# What is required:
Pick out each line of the records that includes the string "title", and copy it.

Figure record extracts:
◆ ◆ ◆
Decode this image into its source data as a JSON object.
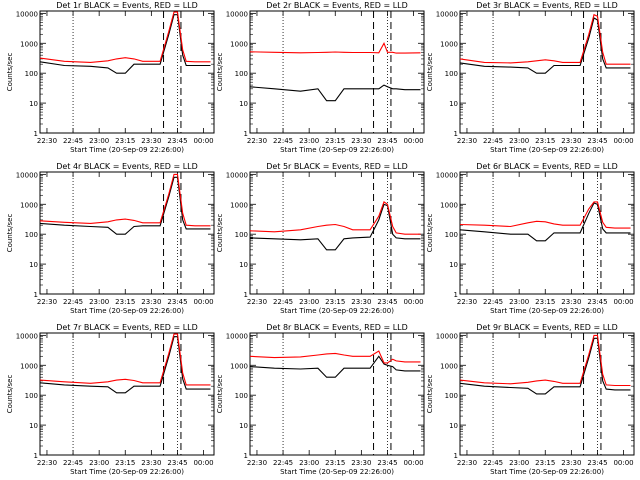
{
  "colors": {
    "events": "#000000",
    "lld": "#ff0000",
    "axes": "#000000",
    "background": "#ffffff"
  },
  "shared": {
    "ylabel": "Counts/sec",
    "xlabel": "Start Time (20-Sep-09 22:26:00)",
    "yticks": [
      "1",
      "10",
      "100",
      "1000",
      "10000"
    ],
    "xticks": [
      "22:30",
      "22:45",
      "23:00",
      "23:15",
      "23:30",
      "23:45",
      "00:00"
    ],
    "y_scale": "log",
    "ylim": [
      1,
      12000
    ],
    "xlim": [
      "22:26",
      "00:06"
    ]
  },
  "chart_data": [
    {
      "type": "line",
      "title": "Det 1r BLACK = Events, RED = LLD",
      "x": [
        "22:26",
        "22:40",
        "22:55",
        "23:05",
        "23:10",
        "23:15",
        "23:20",
        "23:25",
        "23:35",
        "23:40",
        "23:43",
        "23:45",
        "23:48",
        "23:50",
        "23:55",
        "00:04"
      ],
      "series": [
        {
          "name": "Events",
          "values": [
            240,
            180,
            170,
            150,
            100,
            100,
            200,
            200,
            200,
            2000,
            9000,
            9000,
            400,
            180,
            180,
            180
          ]
        },
        {
          "name": "LLD",
          "values": [
            320,
            250,
            230,
            260,
            300,
            330,
            300,
            250,
            250,
            2500,
            11000,
            11000,
            600,
            250,
            240,
            240
          ]
        }
      ],
      "ylim": [
        1,
        12000
      ]
    },
    {
      "type": "line",
      "title": "Det 2r BLACK = Events, RED = LLD",
      "x": [
        "22:26",
        "22:40",
        "22:55",
        "23:05",
        "23:10",
        "23:15",
        "23:20",
        "23:25",
        "23:35",
        "23:40",
        "23:43",
        "23:45",
        "23:48",
        "23:50",
        "23:55",
        "00:04"
      ],
      "series": [
        {
          "name": "Events",
          "values": [
            35,
            30,
            25,
            30,
            12,
            12,
            30,
            30,
            30,
            30,
            40,
            35,
            30,
            30,
            28,
            28
          ]
        },
        {
          "name": "LLD",
          "values": [
            520,
            500,
            480,
            490,
            500,
            510,
            500,
            490,
            490,
            480,
            1000,
            500,
            500,
            470,
            470,
            480
          ]
        }
      ],
      "ylim": [
        1,
        12000
      ]
    },
    {
      "type": "line",
      "title": "Det 3r BLACK = Events, RED = LLD",
      "x": [
        "22:26",
        "22:40",
        "22:55",
        "23:05",
        "23:10",
        "23:15",
        "23:20",
        "23:25",
        "23:35",
        "23:40",
        "23:43",
        "23:45",
        "23:48",
        "23:50",
        "23:55",
        "00:04"
      ],
      "series": [
        {
          "name": "Events",
          "values": [
            220,
            170,
            160,
            150,
            100,
            100,
            180,
            180,
            180,
            1500,
            7000,
            6000,
            300,
            150,
            150,
            150
          ]
        },
        {
          "name": "LLD",
          "values": [
            300,
            230,
            220,
            240,
            260,
            280,
            260,
            230,
            230,
            2000,
            9000,
            8000,
            500,
            200,
            200,
            200
          ]
        }
      ],
      "ylim": [
        1,
        12000
      ]
    },
    {
      "type": "line",
      "title": "Det 4r BLACK = Events, RED = LLD",
      "x": [
        "22:26",
        "22:40",
        "22:55",
        "23:05",
        "23:10",
        "23:15",
        "23:20",
        "23:25",
        "23:35",
        "23:40",
        "23:43",
        "23:45",
        "23:48",
        "23:50",
        "23:55",
        "00:04"
      ],
      "series": [
        {
          "name": "Events",
          "values": [
            230,
            200,
            180,
            170,
            100,
            100,
            180,
            190,
            190,
            1800,
            8000,
            8000,
            300,
            150,
            150,
            150
          ]
        },
        {
          "name": "LLD",
          "values": [
            280,
            250,
            230,
            260,
            300,
            320,
            290,
            240,
            240,
            2200,
            10000,
            10000,
            500,
            200,
            190,
            190
          ]
        }
      ],
      "ylim": [
        1,
        12000
      ]
    },
    {
      "type": "line",
      "title": "Det 5r BLACK = Events, RED = LLD",
      "x": [
        "22:26",
        "22:40",
        "22:55",
        "23:05",
        "23:10",
        "23:15",
        "23:20",
        "23:25",
        "23:35",
        "23:40",
        "23:43",
        "23:45",
        "23:48",
        "23:50",
        "23:55",
        "00:04"
      ],
      "series": [
        {
          "name": "Events",
          "values": [
            75,
            70,
            65,
            70,
            30,
            30,
            70,
            75,
            80,
            300,
            1000,
            900,
            100,
            75,
            70,
            70
          ]
        },
        {
          "name": "LLD",
          "values": [
            130,
            120,
            140,
            180,
            200,
            210,
            180,
            140,
            140,
            400,
            1200,
            1000,
            180,
            110,
            100,
            100
          ]
        }
      ],
      "ylim": [
        1,
        12000
      ]
    },
    {
      "type": "line",
      "title": "Det 6r BLACK = Events, RED = LLD",
      "x": [
        "22:26",
        "22:40",
        "22:55",
        "23:05",
        "23:10",
        "23:15",
        "23:20",
        "23:25",
        "23:35",
        "23:40",
        "23:43",
        "23:45",
        "23:48",
        "23:50",
        "23:55",
        "00:04"
      ],
      "series": [
        {
          "name": "Events",
          "values": [
            140,
            120,
            100,
            100,
            60,
            60,
            110,
            110,
            110,
            500,
            1100,
            1000,
            150,
            110,
            110,
            110
          ]
        },
        {
          "name": "LLD",
          "values": [
            210,
            200,
            180,
            240,
            270,
            260,
            220,
            200,
            200,
            700,
            1200,
            1200,
            250,
            170,
            160,
            160
          ]
        }
      ],
      "ylim": [
        1,
        12000
      ]
    },
    {
      "type": "line",
      "title": "Det 7r BLACK = Events, RED = LLD",
      "x": [
        "22:26",
        "22:40",
        "22:55",
        "23:05",
        "23:10",
        "23:15",
        "23:20",
        "23:25",
        "23:35",
        "23:40",
        "23:43",
        "23:45",
        "23:48",
        "23:50",
        "23:55",
        "00:04"
      ],
      "series": [
        {
          "name": "Events",
          "values": [
            260,
            220,
            200,
            190,
            120,
            120,
            200,
            200,
            200,
            2000,
            9000,
            9000,
            350,
            160,
            160,
            160
          ]
        },
        {
          "name": "LLD",
          "values": [
            320,
            280,
            250,
            280,
            320,
            340,
            310,
            260,
            260,
            2500,
            11000,
            11000,
            550,
            220,
            220,
            220
          ]
        }
      ],
      "ylim": [
        1,
        12000
      ]
    },
    {
      "type": "line",
      "title": "Det 8r BLACK = Events, RED = LLD",
      "x": [
        "22:26",
        "22:40",
        "22:55",
        "23:05",
        "23:10",
        "23:15",
        "23:20",
        "23:25",
        "23:35",
        "23:40",
        "23:43",
        "23:45",
        "23:48",
        "23:50",
        "23:55",
        "00:04"
      ],
      "series": [
        {
          "name": "Events",
          "values": [
            900,
            800,
            750,
            800,
            400,
            400,
            800,
            800,
            800,
            2000,
            1100,
            1000,
            900,
            700,
            650,
            650
          ]
        },
        {
          "name": "LLD",
          "values": [
            2000,
            1800,
            1900,
            2200,
            2400,
            2500,
            2200,
            2000,
            2000,
            3000,
            1200,
            1200,
            1600,
            1400,
            1300,
            1300
          ]
        }
      ],
      "ylim": [
        1,
        12000
      ]
    },
    {
      "type": "line",
      "title": "Det 9r BLACK = Events, RED = LLD",
      "x": [
        "22:26",
        "22:40",
        "22:55",
        "23:05",
        "23:10",
        "23:15",
        "23:20",
        "23:25",
        "23:35",
        "23:40",
        "23:43",
        "23:45",
        "23:48",
        "23:50",
        "23:55",
        "00:04"
      ],
      "series": [
        {
          "name": "Events",
          "values": [
            250,
            200,
            180,
            170,
            110,
            110,
            190,
            190,
            190,
            1800,
            8000,
            8000,
            300,
            160,
            150,
            150
          ]
        },
        {
          "name": "LLD",
          "values": [
            320,
            260,
            240,
            270,
            300,
            320,
            290,
            250,
            250,
            2300,
            10000,
            10000,
            500,
            220,
            210,
            210
          ]
        }
      ],
      "ylim": [
        1,
        12000
      ]
    }
  ]
}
◆ ◆ ◆
# Expected output:
      "title": "Det 1r BLACK = Events, RED = LLD",
      "title": "Det 2r BLACK = Events, RED = LLD",
      "title": "Det 3r BLACK = Events, RED = LLD",
      "title": "Det 4r BLACK = Events, RED = LLD",
      "title": "Det 5r BLACK = Events, RED = LLD",
      "title": "Det 6r BLACK = Events, RED = LLD",
      "title": "Det 7r BLACK = Events, RED = LLD",
      "title": "Det 8r BLACK = Events, RED = LLD",
      "title": "Det 9r BLACK = Events, RED = LLD",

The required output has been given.